Pull every line with the word "grand" out of the entries below.

──────── Entries shown

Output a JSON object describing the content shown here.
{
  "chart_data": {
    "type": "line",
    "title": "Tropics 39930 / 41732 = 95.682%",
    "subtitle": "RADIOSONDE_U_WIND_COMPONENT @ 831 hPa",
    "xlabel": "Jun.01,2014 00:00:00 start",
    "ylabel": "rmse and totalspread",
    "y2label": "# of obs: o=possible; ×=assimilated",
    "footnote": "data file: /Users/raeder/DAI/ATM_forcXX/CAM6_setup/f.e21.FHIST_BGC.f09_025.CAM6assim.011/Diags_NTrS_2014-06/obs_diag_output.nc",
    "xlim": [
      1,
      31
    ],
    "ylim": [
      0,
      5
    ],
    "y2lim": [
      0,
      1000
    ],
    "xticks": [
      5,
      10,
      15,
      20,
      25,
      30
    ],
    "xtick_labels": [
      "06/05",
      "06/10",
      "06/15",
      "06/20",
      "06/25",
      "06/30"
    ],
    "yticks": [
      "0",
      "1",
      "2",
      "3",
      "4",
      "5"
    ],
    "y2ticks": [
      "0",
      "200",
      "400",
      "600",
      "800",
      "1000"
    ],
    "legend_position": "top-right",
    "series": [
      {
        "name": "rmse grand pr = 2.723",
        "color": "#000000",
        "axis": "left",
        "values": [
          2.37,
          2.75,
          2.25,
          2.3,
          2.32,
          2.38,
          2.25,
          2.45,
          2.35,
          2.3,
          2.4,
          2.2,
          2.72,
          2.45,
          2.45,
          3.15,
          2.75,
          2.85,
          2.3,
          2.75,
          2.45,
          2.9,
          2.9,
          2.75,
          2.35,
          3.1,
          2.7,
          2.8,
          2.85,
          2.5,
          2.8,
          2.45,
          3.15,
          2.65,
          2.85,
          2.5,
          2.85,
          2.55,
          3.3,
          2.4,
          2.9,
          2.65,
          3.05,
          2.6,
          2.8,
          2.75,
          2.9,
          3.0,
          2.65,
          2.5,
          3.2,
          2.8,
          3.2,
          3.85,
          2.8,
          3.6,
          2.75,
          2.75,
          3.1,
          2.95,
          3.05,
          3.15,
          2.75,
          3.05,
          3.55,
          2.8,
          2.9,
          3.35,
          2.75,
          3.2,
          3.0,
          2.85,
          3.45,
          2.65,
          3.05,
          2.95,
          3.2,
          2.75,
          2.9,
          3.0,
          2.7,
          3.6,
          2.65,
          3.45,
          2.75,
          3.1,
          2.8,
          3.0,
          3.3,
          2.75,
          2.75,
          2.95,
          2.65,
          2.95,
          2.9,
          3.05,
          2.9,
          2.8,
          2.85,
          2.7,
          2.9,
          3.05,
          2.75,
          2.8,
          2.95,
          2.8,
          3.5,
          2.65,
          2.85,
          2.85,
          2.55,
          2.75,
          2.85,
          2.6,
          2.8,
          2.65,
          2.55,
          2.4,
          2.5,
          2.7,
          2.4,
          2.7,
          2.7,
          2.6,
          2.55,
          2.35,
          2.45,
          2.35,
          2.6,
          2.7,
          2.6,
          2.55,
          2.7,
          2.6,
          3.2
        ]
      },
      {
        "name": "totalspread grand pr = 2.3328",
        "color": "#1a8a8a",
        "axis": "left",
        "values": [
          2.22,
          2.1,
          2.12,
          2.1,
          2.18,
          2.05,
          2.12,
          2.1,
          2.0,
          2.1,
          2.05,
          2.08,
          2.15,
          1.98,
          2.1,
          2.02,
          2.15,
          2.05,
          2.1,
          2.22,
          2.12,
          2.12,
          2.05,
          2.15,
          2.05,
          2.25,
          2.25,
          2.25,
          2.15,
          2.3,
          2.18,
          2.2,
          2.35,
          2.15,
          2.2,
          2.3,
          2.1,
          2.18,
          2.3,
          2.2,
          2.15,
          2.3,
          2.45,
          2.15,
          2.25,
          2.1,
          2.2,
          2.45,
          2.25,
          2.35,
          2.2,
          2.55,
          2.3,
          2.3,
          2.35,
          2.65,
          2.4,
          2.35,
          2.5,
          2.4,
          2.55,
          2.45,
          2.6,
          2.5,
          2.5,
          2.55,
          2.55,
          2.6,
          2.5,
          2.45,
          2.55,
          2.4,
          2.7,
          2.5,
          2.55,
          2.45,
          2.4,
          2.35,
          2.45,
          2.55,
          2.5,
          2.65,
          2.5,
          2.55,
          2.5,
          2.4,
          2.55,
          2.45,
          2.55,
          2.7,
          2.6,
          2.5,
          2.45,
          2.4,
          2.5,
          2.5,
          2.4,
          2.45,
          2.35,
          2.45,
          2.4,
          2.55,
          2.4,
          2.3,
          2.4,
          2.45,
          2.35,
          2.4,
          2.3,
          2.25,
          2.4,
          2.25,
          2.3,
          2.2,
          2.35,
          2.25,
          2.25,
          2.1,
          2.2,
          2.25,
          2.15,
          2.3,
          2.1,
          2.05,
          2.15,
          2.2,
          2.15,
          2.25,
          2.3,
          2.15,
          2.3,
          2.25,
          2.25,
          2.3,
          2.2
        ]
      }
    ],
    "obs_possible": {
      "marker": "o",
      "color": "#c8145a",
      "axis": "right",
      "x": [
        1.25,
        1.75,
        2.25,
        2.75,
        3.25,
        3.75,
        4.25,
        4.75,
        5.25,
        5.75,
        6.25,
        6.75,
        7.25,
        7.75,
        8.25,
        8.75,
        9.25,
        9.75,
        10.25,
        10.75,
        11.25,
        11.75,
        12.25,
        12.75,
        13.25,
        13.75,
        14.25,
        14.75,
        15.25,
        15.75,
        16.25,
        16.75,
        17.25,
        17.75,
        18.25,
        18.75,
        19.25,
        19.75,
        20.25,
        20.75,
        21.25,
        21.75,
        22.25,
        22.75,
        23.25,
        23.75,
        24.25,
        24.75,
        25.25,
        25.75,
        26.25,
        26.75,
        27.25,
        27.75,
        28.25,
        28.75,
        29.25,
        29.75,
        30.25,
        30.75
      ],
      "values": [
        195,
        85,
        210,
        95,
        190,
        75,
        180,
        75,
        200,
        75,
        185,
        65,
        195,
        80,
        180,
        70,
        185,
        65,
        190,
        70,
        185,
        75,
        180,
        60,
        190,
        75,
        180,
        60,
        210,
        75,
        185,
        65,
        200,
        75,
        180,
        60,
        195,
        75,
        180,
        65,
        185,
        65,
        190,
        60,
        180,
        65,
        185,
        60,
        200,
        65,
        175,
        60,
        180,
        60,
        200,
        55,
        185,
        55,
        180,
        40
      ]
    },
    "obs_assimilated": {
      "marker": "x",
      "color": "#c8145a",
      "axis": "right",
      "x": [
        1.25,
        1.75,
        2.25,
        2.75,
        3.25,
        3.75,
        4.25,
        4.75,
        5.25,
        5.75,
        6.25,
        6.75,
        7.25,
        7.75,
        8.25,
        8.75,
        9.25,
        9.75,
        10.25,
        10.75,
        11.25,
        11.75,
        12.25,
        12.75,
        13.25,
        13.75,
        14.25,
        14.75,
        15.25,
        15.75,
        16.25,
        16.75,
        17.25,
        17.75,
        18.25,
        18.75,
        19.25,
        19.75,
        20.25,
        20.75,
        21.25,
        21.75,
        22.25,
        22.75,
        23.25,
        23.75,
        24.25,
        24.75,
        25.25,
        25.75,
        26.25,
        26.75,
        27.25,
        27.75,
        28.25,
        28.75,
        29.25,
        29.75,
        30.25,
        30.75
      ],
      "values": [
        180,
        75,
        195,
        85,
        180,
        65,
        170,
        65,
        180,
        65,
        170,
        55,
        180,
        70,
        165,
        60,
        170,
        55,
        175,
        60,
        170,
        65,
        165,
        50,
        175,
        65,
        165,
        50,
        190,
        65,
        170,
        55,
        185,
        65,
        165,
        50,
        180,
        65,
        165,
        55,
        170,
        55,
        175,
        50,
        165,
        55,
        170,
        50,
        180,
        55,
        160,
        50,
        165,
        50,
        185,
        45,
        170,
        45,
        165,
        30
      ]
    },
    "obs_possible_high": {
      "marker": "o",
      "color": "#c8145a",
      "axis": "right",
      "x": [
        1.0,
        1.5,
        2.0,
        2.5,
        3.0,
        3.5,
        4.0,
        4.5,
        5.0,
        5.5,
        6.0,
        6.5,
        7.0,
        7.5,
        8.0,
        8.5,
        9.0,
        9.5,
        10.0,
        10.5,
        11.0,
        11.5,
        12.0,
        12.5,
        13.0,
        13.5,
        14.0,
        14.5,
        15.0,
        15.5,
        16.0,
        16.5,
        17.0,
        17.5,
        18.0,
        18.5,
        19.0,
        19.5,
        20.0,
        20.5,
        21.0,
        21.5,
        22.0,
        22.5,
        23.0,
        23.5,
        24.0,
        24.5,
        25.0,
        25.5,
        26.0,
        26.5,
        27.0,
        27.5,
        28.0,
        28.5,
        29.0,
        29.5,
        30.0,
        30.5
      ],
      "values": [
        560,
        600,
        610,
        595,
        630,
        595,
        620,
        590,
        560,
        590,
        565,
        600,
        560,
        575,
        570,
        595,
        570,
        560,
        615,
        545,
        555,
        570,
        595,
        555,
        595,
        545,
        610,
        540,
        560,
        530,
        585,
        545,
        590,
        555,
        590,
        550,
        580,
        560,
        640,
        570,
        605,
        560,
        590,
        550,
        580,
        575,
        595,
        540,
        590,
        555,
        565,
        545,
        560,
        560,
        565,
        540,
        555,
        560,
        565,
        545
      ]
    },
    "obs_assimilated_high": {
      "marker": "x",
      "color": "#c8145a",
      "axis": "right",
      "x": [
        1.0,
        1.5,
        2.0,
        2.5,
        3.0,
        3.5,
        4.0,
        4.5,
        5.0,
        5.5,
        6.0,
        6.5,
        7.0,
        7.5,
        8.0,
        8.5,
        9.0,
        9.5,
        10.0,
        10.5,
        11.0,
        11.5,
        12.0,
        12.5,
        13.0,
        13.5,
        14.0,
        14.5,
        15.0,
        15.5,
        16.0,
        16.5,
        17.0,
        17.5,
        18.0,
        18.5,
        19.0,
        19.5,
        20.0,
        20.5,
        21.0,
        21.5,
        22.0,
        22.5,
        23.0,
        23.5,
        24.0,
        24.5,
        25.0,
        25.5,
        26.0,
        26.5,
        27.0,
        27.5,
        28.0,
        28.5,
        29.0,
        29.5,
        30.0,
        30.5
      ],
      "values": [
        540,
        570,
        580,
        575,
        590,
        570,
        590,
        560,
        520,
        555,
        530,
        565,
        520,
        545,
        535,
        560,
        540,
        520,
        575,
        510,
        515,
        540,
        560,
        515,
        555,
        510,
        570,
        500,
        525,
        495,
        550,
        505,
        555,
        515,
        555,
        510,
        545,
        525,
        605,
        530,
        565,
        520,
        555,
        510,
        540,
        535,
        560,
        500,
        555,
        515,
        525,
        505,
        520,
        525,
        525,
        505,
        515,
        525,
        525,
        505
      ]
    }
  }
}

────────────────

§ **Final answer**
        "name": "rmse grand pr = 2.723",
        "name": "totalspread grand pr = 2.3328",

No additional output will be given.